_Problem requirements_: With pictures omitted, copy exactly the lines from the one containing "Parse this screenshot: output" through the end of the records below.

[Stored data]
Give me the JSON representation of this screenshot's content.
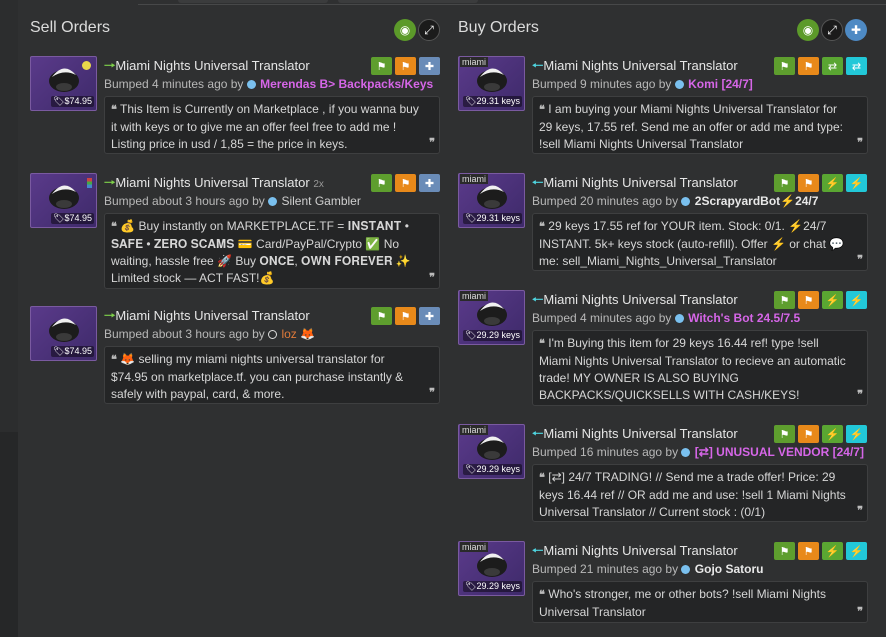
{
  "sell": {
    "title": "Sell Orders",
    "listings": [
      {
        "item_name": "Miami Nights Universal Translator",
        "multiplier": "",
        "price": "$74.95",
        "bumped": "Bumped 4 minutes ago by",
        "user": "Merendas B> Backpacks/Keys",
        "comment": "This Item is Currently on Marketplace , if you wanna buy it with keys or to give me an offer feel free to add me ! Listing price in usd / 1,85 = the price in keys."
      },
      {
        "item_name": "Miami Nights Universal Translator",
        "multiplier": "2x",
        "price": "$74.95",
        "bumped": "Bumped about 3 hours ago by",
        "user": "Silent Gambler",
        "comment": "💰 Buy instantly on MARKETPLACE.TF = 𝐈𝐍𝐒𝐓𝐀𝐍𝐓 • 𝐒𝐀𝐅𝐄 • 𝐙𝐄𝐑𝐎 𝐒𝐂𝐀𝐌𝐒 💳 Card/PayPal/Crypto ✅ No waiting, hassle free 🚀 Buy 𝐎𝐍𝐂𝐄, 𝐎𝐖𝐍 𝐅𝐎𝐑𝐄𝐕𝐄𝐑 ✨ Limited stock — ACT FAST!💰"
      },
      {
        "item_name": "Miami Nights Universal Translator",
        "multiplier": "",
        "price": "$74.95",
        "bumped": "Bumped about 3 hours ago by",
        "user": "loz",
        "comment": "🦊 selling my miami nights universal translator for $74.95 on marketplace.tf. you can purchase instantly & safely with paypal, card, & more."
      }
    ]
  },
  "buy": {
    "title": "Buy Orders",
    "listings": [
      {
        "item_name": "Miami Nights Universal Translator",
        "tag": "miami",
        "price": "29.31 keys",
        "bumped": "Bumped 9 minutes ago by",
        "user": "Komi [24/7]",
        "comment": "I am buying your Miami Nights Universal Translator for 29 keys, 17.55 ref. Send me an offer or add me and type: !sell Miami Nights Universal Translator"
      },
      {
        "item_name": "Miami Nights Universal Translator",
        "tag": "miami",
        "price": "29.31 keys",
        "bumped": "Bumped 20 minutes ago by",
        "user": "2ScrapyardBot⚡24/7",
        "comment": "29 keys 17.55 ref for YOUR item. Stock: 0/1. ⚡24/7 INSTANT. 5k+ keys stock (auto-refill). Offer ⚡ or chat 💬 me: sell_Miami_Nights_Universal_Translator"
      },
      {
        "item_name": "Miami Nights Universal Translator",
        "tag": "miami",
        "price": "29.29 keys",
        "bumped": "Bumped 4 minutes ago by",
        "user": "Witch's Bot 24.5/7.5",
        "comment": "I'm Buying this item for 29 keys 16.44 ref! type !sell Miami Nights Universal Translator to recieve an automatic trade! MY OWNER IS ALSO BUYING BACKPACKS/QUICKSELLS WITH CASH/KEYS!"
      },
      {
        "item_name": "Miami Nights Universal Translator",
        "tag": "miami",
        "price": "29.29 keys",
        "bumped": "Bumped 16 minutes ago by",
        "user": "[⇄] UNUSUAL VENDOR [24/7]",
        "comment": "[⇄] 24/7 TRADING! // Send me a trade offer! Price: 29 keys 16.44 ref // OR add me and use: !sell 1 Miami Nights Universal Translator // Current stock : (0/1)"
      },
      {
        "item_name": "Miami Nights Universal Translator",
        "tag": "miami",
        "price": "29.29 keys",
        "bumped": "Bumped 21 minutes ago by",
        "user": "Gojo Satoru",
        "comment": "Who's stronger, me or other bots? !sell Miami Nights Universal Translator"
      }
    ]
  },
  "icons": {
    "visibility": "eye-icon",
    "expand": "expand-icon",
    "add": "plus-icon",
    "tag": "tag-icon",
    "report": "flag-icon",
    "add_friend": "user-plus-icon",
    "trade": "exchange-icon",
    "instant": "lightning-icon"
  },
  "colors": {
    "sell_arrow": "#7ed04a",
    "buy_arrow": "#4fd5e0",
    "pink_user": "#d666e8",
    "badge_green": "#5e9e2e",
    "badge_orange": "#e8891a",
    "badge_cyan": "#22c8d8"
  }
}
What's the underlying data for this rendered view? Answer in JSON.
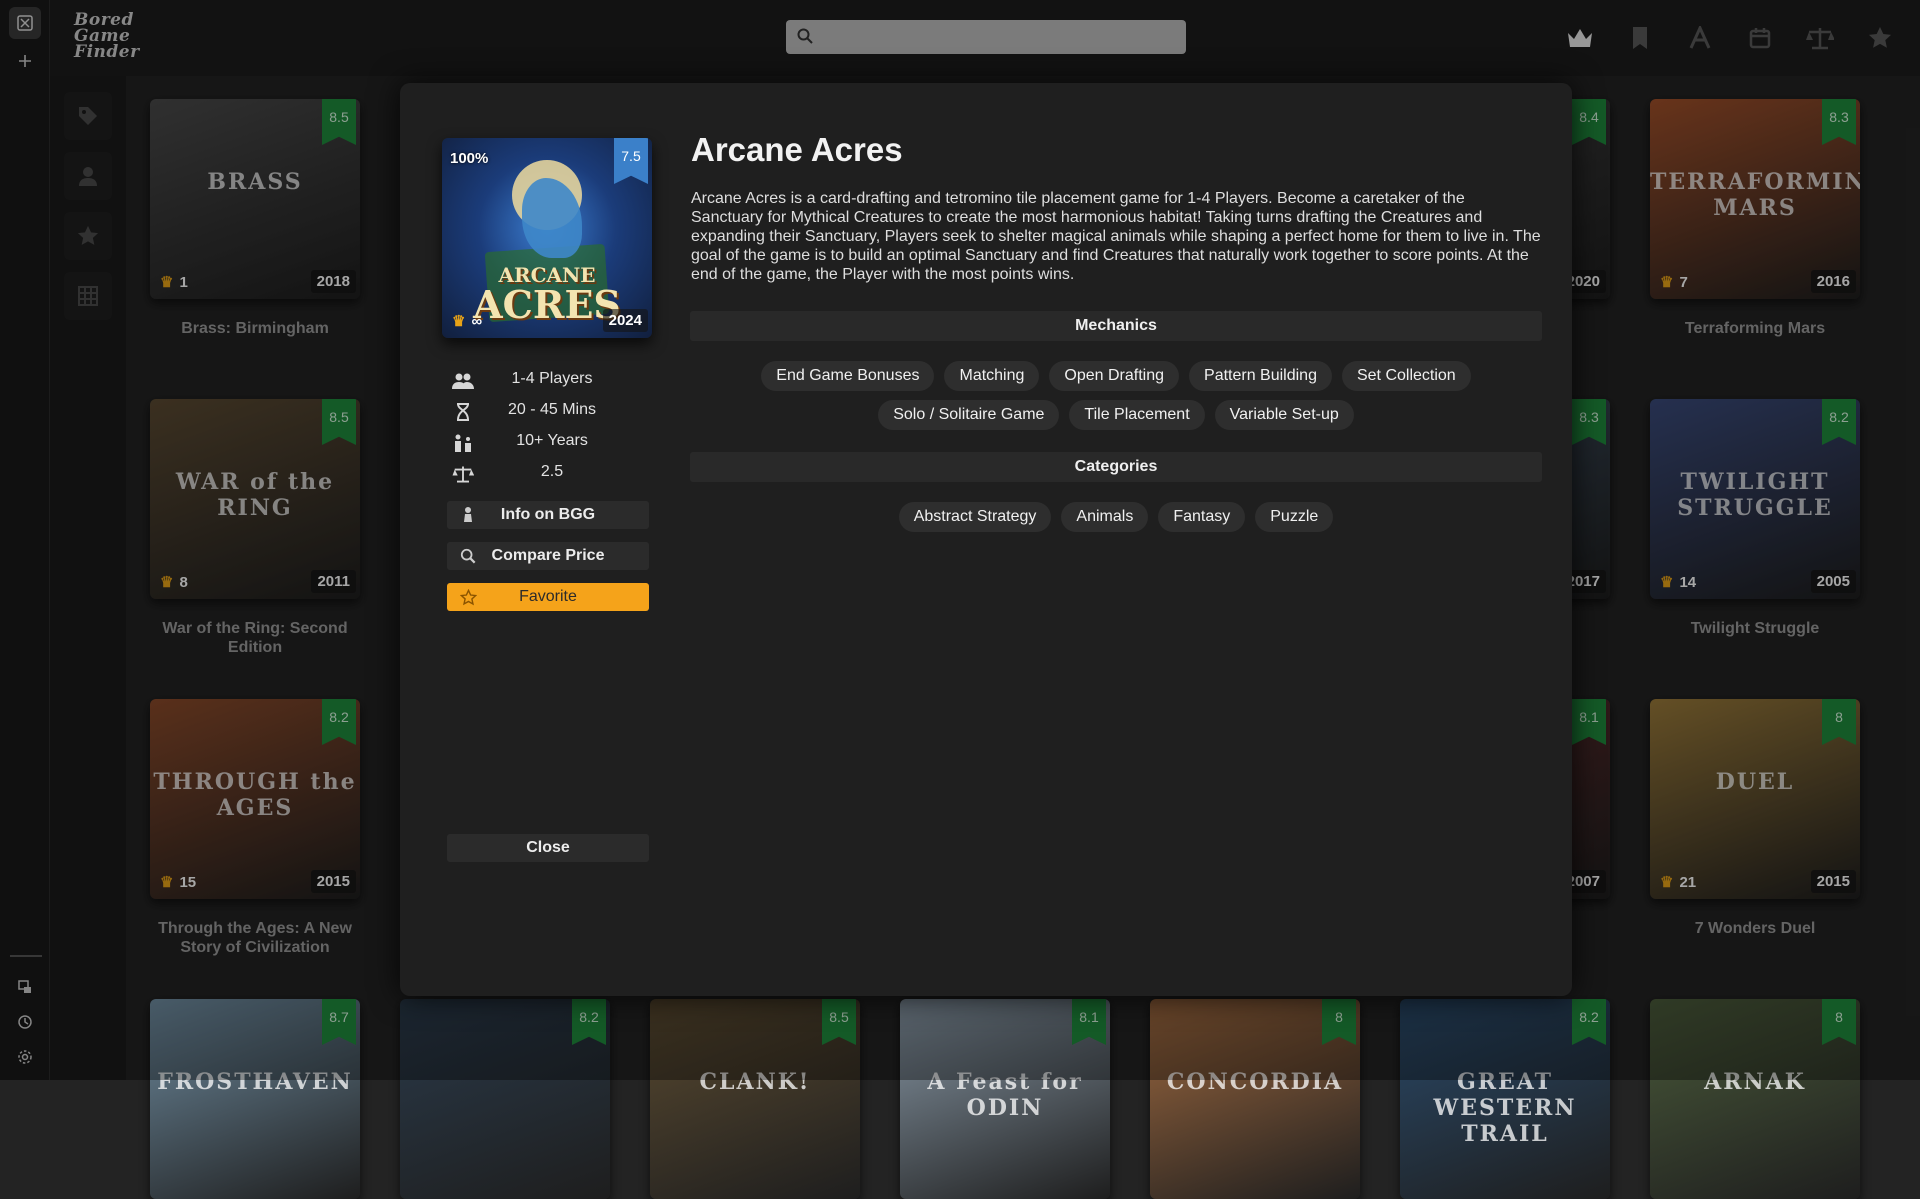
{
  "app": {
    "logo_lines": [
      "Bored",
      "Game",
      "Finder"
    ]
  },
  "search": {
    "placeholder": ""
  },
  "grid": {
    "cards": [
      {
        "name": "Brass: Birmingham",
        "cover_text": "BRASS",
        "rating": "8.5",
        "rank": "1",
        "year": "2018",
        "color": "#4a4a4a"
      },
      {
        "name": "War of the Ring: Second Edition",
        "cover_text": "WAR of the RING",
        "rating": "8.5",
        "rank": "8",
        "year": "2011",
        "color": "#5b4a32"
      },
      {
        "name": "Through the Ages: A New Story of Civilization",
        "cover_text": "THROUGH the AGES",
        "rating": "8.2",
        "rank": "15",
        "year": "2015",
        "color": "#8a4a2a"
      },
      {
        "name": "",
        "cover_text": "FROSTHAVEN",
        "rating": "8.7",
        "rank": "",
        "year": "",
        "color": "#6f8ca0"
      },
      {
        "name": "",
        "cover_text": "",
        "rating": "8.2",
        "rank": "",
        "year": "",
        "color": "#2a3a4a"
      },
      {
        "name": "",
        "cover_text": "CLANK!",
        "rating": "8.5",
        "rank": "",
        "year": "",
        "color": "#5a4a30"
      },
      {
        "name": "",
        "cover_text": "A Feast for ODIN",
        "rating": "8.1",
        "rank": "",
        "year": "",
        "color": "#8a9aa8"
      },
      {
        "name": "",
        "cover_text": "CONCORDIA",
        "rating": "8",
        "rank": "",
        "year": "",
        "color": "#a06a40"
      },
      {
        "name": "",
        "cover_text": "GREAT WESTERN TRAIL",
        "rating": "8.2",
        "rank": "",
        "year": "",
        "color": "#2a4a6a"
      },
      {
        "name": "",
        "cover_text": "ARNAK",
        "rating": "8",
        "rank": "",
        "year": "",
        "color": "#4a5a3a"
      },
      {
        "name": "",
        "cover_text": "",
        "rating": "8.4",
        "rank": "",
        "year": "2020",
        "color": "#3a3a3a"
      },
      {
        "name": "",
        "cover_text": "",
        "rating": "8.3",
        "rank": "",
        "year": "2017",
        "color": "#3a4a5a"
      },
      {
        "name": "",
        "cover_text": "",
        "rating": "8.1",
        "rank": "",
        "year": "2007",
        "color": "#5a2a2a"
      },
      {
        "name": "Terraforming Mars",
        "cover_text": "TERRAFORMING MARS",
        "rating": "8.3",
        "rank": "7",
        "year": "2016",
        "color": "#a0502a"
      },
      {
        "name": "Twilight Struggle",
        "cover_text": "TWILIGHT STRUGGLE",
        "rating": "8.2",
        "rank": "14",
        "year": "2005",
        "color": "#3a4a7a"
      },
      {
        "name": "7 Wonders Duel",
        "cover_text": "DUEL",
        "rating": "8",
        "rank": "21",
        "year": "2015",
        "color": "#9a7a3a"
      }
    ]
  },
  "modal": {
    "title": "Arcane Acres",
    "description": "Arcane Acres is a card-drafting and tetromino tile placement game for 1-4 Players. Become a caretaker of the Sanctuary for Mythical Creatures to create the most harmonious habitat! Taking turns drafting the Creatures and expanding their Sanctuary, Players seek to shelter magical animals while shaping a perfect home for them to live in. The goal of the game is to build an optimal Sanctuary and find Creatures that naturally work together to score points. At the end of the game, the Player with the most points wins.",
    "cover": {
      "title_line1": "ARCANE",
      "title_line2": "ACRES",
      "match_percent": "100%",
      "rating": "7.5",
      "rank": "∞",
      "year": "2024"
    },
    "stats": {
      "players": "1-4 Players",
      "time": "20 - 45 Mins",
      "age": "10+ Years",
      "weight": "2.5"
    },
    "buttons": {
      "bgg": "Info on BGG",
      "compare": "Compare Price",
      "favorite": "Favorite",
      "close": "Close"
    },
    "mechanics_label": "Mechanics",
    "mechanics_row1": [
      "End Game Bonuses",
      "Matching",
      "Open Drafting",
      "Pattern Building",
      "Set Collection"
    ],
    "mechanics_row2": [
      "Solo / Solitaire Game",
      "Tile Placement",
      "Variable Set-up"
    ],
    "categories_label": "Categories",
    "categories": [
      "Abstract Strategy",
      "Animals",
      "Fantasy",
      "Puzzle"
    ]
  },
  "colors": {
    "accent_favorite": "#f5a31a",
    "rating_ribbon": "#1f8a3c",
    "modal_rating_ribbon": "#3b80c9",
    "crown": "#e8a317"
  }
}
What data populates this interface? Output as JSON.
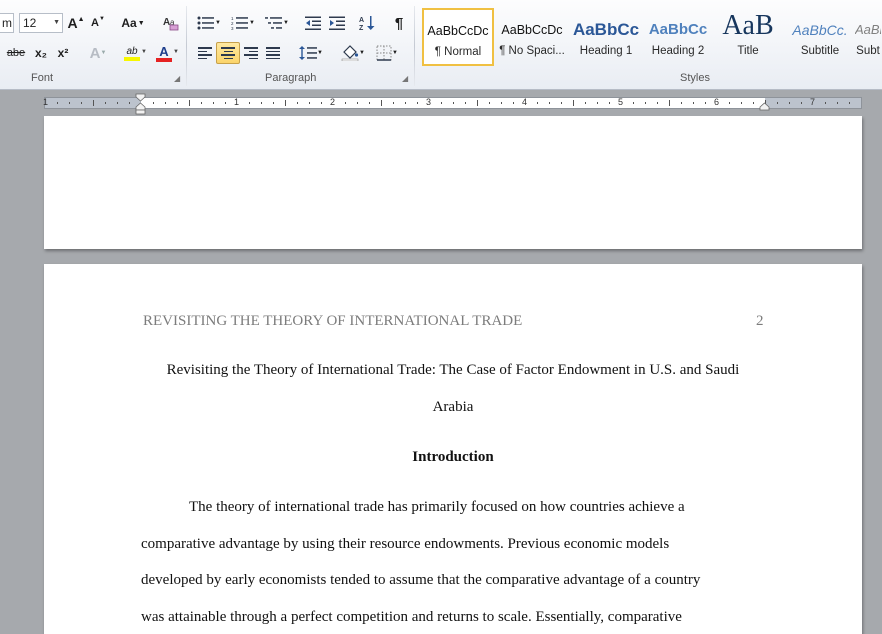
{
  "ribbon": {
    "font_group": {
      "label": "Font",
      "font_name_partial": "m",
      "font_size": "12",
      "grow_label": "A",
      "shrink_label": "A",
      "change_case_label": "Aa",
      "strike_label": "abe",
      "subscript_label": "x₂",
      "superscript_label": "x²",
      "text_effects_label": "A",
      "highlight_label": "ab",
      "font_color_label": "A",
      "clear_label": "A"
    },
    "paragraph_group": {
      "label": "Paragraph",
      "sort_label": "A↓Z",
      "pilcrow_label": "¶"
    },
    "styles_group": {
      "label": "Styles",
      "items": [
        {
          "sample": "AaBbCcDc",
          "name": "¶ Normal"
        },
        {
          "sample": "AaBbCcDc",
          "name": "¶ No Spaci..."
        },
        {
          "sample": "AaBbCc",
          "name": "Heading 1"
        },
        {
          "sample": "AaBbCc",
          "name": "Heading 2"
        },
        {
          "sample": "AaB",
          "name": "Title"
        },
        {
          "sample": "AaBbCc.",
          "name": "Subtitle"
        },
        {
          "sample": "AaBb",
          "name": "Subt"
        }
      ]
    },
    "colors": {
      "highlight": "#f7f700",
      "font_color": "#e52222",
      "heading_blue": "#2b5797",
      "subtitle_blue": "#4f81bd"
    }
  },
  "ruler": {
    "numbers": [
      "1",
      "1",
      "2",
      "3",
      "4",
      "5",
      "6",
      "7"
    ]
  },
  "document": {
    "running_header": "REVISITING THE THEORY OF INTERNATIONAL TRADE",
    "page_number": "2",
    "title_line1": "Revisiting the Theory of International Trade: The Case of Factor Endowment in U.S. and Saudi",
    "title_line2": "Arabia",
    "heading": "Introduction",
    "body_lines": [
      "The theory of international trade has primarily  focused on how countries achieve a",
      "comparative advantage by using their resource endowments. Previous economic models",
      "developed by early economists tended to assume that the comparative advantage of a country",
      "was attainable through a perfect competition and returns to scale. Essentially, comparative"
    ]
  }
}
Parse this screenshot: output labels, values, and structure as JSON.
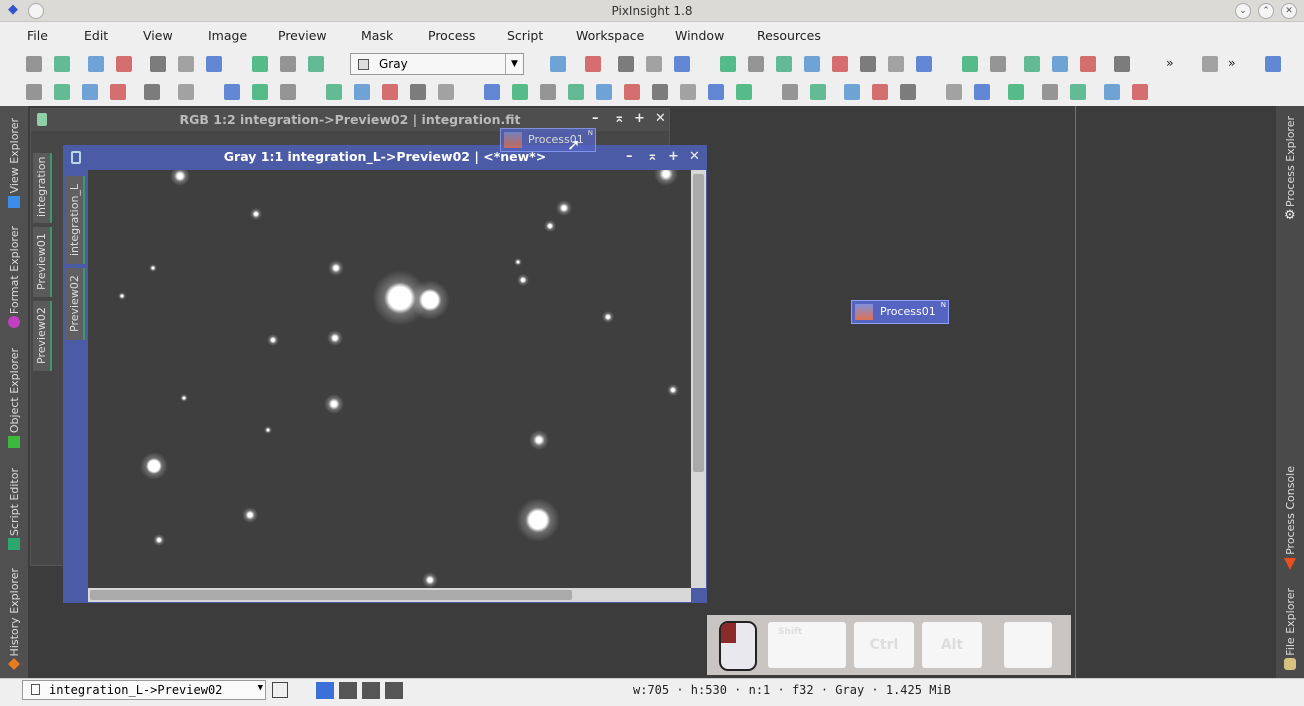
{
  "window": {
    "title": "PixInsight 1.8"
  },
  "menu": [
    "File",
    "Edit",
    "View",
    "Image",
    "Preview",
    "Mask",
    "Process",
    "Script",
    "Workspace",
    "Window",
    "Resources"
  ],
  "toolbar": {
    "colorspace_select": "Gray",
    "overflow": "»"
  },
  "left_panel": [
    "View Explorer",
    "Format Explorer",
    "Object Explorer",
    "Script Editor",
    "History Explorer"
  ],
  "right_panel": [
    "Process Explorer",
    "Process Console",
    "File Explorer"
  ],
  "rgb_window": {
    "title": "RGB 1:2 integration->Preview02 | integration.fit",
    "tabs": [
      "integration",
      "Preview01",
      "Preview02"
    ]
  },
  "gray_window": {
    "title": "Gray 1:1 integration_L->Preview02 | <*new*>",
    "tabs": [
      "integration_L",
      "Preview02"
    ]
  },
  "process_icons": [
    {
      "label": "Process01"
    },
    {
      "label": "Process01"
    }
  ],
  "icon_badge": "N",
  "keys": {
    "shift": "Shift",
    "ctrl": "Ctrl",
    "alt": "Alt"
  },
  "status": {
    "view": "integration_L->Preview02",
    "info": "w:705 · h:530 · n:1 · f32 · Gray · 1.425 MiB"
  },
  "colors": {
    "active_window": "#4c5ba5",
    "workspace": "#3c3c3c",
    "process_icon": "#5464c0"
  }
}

_Exercise result_:
Parse this screenshot: output labels, values, and structure as JSON.
{
  "window": {
    "title": "PixInsight 1.8"
  },
  "menu": [
    "File",
    "Edit",
    "View",
    "Image",
    "Preview",
    "Mask",
    "Process",
    "Script",
    "Workspace",
    "Window",
    "Resources"
  ],
  "toolbar": {
    "colorspace_select": "Gray",
    "overflow": "»"
  },
  "left_panel": [
    "View Explorer",
    "Format Explorer",
    "Object Explorer",
    "Script Editor",
    "History Explorer"
  ],
  "right_panel": [
    "Process Explorer",
    "Process Console",
    "File Explorer"
  ],
  "rgb_window": {
    "title": "RGB 1:2 integration->Preview02 | integration.fit",
    "tabs": [
      "integration",
      "Preview01",
      "Preview02"
    ]
  },
  "gray_window": {
    "title": "Gray 1:1 integration_L->Preview02 | <*new*>",
    "tabs": [
      "integration_L",
      "Preview02"
    ]
  },
  "process_icons": [
    {
      "label": "Process01"
    },
    {
      "label": "Process01"
    }
  ],
  "icon_badge": "N",
  "keys": {
    "shift": "Shift",
    "ctrl": "Ctrl",
    "alt": "Alt"
  },
  "status": {
    "view": "integration_L->Preview02",
    "info": "w:705 · h:530 · n:1 · f32 · Gray · 1.425 MiB"
  },
  "colors": {
    "active_window": "#4c5ba5",
    "workspace": "#3c3c3c",
    "process_icon": "#5464c0"
  }
}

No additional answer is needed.